Convert the lines of the items below into a JSON list of strings, one string per line, skipping blank lines. Leave the pictures out of the list.

Entries from a dataset:
******

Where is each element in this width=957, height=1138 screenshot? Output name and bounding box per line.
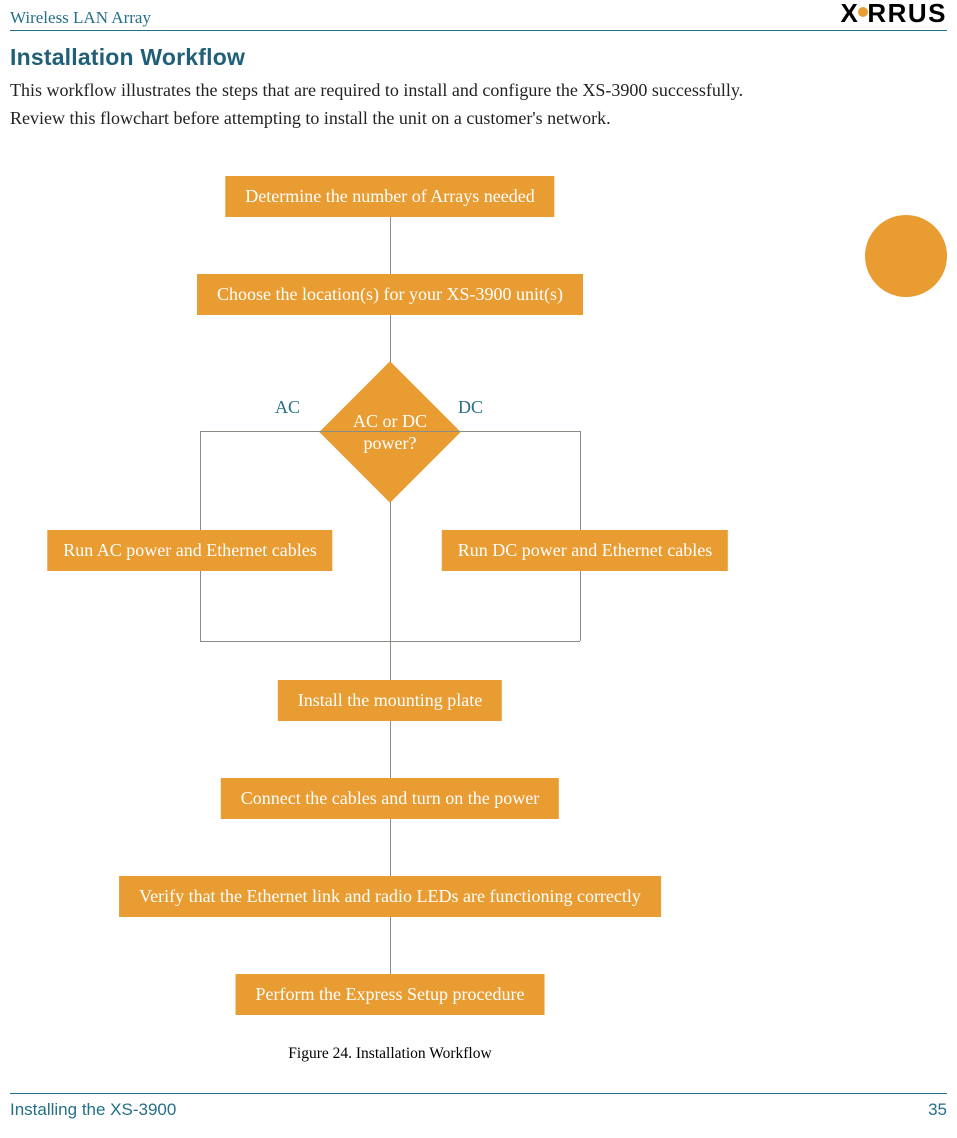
figure-caption: Figure 24. Installation Workflow bbox=[0, 1045, 780, 1063]
running-head-title: Wireless LAN Array bbox=[10, 8, 151, 28]
flow-step-ac-cables: Run AC power and Ethernet cables bbox=[47, 530, 332, 571]
branch-bottom-line bbox=[200, 641, 580, 642]
footer-page-number: 35 bbox=[928, 1100, 947, 1120]
flow-step-connect-cables: Connect the cables and turn on the power bbox=[221, 778, 559, 819]
flow-step-mounting-plate: Install the mounting plate bbox=[278, 680, 502, 721]
flow-decision-power: AC or DCpower? bbox=[320, 362, 460, 502]
footer-section-title: Installing the XS-3900 bbox=[10, 1100, 176, 1120]
flow-step-determine-arrays: Determine the number of Arrays needed bbox=[225, 176, 554, 217]
brand-text-right: RRUS bbox=[867, 0, 947, 28]
section-intro: This workflow illustrates the steps that… bbox=[10, 77, 790, 133]
branch-label-ac: AC bbox=[275, 397, 300, 418]
header-rule bbox=[10, 30, 947, 31]
footer-rule bbox=[10, 1093, 947, 1094]
flow-step-choose-location: Choose the location(s) for your XS-3900 … bbox=[197, 274, 583, 315]
thumb-tab-icon bbox=[865, 215, 947, 297]
installation-flowchart: Determine the number of Arrays needed Ch… bbox=[0, 170, 780, 1040]
flow-step-dc-cables: Run DC power and Ethernet cables bbox=[442, 530, 728, 571]
flow-decision-label: AC or DCpower? bbox=[320, 362, 460, 502]
flow-step-express-setup: Perform the Express Setup procedure bbox=[236, 974, 545, 1015]
brand-text-left: X bbox=[840, 0, 859, 28]
branch-label-dc: DC bbox=[458, 397, 483, 418]
brand-logo: X RRUS bbox=[797, 0, 947, 28]
branch-top-line bbox=[200, 431, 580, 432]
flow-step-verify-leds: Verify that the Ethernet link and radio … bbox=[119, 876, 661, 917]
section-title: Installation Workflow bbox=[10, 44, 245, 71]
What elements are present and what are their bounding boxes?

******

SOLUTION:
[
  "Where is each element in this width=957, height=1138 screenshot? Output name and bounding box per line.",
  "figure-caption: Figure 24. Installation Workflow bbox=[0, 1045, 780, 1063]",
  "running-head-title: Wireless LAN Array bbox=[10, 8, 151, 28]",
  "flow-step-ac-cables: Run AC power and Ethernet cables bbox=[47, 530, 332, 571]",
  "branch-bottom-line bbox=[200, 641, 580, 642]",
  "footer-page-number: 35 bbox=[928, 1100, 947, 1120]",
  "flow-step-connect-cables: Connect the cables and turn on the power bbox=[221, 778, 559, 819]",
  "flow-step-mounting-plate: Install the mounting plate bbox=[278, 680, 502, 721]",
  "flow-decision-power: AC or DCpower? bbox=[320, 362, 460, 502]",
  "footer-section-title: Installing the XS-3900 bbox=[10, 1100, 176, 1120]",
  "flow-step-determine-arrays: Determine the number of Arrays needed bbox=[225, 176, 554, 217]",
  "brand-text-right: RRUS bbox=[867, 0, 947, 28]",
  "section-intro: This workflow illustrates the steps that… bbox=[10, 77, 790, 133]",
  "branch-label-ac: AC bbox=[275, 397, 300, 418]",
  "header-rule bbox=[10, 30, 947, 31]",
  "footer-rule bbox=[10, 1093, 947, 1094]",
  "flow-step-choose-location: Choose the location(s) for your XS-3900 … bbox=[197, 274, 583, 315]",
  "thumb-tab-icon bbox=[865, 215, 947, 297]",
  "installation-flowchart: Determine the number of Arrays needed Ch… bbox=[0, 170, 780, 1040]",
  "flow-step-dc-cables: Run DC power and Ethernet cables bbox=[442, 530, 728, 571]",
  "flow-decision-label: AC or DCpower? bbox=[320, 362, 460, 502]",
  "flow-step-express-setup: Perform the Express Setup procedure bbox=[236, 974, 545, 1015]",
  "brand-text-left: X bbox=[840, 0, 859, 28]",
  "branch-label-dc: DC bbox=[458, 397, 483, 418]",
  "brand-logo: X RRUS bbox=[797, 0, 947, 28]",
  "branch-top-line bbox=[200, 431, 580, 432]",
  "flow-step-verify-leds: Verify that the Ethernet link and radio … bbox=[119, 876, 661, 917]",
  "section-title: Installation Workflow bbox=[10, 44, 245, 71]",
  "What elements are present and what are their bounding boxes?"
]